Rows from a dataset

------------------------------------

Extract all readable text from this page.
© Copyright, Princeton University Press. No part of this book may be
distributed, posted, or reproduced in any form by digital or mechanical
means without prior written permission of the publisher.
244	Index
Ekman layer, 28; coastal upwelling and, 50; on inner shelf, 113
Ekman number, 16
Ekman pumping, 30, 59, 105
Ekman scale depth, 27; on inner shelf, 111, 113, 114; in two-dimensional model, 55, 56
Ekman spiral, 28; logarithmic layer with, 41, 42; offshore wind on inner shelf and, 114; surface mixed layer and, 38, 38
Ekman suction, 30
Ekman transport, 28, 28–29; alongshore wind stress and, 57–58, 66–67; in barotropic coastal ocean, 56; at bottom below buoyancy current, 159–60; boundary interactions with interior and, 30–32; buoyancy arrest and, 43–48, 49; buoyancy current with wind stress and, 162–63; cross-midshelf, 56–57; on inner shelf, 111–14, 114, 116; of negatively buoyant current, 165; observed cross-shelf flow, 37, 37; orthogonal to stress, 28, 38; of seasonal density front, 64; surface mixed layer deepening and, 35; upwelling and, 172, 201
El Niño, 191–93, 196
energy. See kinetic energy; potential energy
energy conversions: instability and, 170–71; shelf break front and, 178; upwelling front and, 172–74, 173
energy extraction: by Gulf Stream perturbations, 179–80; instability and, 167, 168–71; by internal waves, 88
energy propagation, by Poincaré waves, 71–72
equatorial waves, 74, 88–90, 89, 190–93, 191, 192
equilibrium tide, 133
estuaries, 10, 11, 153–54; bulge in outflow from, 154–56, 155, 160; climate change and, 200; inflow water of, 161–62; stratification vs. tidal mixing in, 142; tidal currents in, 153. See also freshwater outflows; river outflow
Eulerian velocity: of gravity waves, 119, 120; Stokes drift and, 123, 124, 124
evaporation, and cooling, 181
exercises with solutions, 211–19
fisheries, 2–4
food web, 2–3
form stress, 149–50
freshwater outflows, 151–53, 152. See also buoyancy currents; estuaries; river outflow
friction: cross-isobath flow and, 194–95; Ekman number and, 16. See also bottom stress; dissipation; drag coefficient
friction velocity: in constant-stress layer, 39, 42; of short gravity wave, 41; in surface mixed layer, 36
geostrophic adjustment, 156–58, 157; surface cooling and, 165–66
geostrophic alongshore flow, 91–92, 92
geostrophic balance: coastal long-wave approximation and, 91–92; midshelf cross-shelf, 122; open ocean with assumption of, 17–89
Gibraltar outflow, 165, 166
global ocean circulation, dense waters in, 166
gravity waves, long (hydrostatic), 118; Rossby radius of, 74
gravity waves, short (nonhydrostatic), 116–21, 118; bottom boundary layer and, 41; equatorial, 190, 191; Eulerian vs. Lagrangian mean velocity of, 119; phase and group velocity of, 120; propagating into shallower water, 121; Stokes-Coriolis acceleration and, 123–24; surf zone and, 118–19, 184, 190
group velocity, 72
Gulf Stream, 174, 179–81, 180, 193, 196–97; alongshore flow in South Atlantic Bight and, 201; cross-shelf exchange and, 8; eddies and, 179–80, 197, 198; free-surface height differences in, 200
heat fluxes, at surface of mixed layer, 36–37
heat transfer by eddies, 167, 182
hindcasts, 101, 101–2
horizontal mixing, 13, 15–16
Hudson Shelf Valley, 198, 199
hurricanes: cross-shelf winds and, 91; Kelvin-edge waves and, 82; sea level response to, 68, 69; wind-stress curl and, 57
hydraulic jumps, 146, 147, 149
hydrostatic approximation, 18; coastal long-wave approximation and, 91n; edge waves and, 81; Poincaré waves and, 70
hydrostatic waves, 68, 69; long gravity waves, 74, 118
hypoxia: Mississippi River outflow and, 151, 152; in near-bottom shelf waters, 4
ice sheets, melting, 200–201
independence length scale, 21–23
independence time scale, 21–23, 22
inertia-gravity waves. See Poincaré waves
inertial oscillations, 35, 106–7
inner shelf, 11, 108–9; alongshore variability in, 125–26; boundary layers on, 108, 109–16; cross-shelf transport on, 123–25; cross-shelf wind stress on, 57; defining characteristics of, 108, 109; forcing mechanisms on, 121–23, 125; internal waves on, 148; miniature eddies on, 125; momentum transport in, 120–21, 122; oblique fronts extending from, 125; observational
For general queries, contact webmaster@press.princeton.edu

------------------------------------

**WRITTEN TASK**.
Without omitting anything, output the entries exactly.

**ANSWER TO THIS PROBLEM**.
Extract all readable text from this page.
© Copyright, Princeton University Press. No part of this book may be
distributed, posted, or reproduced in any form by digital or mechanical
means without prior written permission of the publisher.
244	Index
Ekman layer, 28; coastal upwelling and, 50; on inner shelf, 113
Ekman number, 16
Ekman pumping, 30, 59, 105
Ekman scale depth, 27; on inner shelf, 111, 113, 114; in two-dimensional model, 55, 56
Ekman spiral, 28; logarithmic layer with, 41, 42; offshore wind on inner shelf and, 114; surface mixed layer and, 38, 38
Ekman suction, 30
Ekman transport, 28, 28–29; alongshore wind stress and, 57–58, 66–67; in barotropic coastal ocean, 56; at bottom below buoyancy current, 159–60; boundary interactions with interior and, 30–32; buoyancy arrest and, 43–48, 49; buoyancy current with wind stress and, 162–63; cross-midshelf, 56–57; on inner shelf, 111–14, 114, 116; of negatively buoyant current, 165; observed cross-shelf flow, 37, 37; orthogonal to stress, 28, 38; of seasonal density front, 64; surface mixed layer deepening and, 35; upwelling and, 172, 201
El Niño, 191–93, 196
energy. See kinetic energy; potential energy
energy conversions: instability and, 170–71; shelf break front and, 178; upwelling front and, 172–74, 173
energy extraction: by Gulf Stream perturbations, 179–80; instability and, 167, 168–71; by internal waves, 88
energy propagation, by Poincaré waves, 71–72
equatorial waves, 74, 88–90, 89, 190–93, 191, 192
equilibrium tide, 133
estuaries, 10, 11, 153–54; bulge in outflow from, 154–56, 155, 160; climate change and, 200; inflow water of, 161–62; stratification vs. tidal mixing in, 142; tidal currents in, 153. See also freshwater outflows; river outflow
Eulerian velocity: of gravity waves, 119, 120; Stokes drift and, 123, 124, 124
evaporation, and cooling, 181
exercises with solutions, 211–19
fisheries, 2–4
food web, 2–3
form stress, 149–50
freshwater outflows, 151–53, 152. See also buoyancy currents; estuaries; river outflow
friction: cross-isobath flow and, 194–95; Ekman number and, 16. See also bottom stress; dissipation; drag coefficient
friction velocity: in constant-stress layer, 39, 42; of short gravity wave, 41; in surface mixed layer, 36
geostrophic adjustment, 156–58, 157; surface cooling and, 165–66
geostrophic alongshore flow, 91–92, 92
geostrophic balance: coastal long-wave approximation and, 91–92; midshelf cross-shelf, 122; open ocean with assumption of, 17–89
Gibraltar outflow, 165, 166
global ocean circulation, dense waters in, 166
gravity waves, long (hydrostatic), 118; Rossby radius of, 74
gravity waves, short (nonhydrostatic), 116–21, 118; bottom boundary layer and, 41; equatorial, 190, 191; Eulerian vs. Lagrangian mean velocity of, 119; phase and group velocity of, 120; propagating into shallower water, 121; Stokes-Coriolis acceleration and, 123–24; surf zone and, 118–19, 184, 190
group velocity, 72
Gulf Stream, 174, 179–81, 180, 193, 196–97; alongshore flow in South Atlantic Bight and, 201; cross-shelf exchange and, 8; eddies and, 179–80, 197, 198; free-surface height differences in, 200
heat fluxes, at surface of mixed layer, 36–37
heat transfer by eddies, 167, 182
hindcasts, 101, 101–2
horizontal mixing, 13, 15–16
Hudson Shelf Valley, 198, 199
hurricanes: cross-shelf winds and, 91; Kelvin-edge waves and, 82; sea level response to, 68, 69; wind-stress curl and, 57
hydraulic jumps, 146, 147, 149
hydrostatic approximation, 18; coastal long-wave approximation and, 91n; edge waves and, 81; Poincaré waves and, 70
hydrostatic waves, 68, 69; long gravity waves, 74, 118
hypoxia: Mississippi River outflow and, 151, 152; in near-bottom shelf waters, 4
ice sheets, melting, 200–201
independence length scale, 21–23
independence time scale, 21–23, 22
inertia-gravity waves. See Poincaré waves
inertial oscillations, 35, 106–7
inner shelf, 11, 108–9; alongshore variability in, 125–26; boundary layers on, 108, 109–16; cross-shelf transport on, 123–25; cross-shelf wind stress on, 57; defining characteristics of, 108, 109; forcing mechanisms on, 121–23, 125; internal waves on, 148; miniature eddies on, 125; momentum transport in, 120–21, 122; oblique fronts extending from, 125; observational
For general queries, contact webmaster@press.princeton.edu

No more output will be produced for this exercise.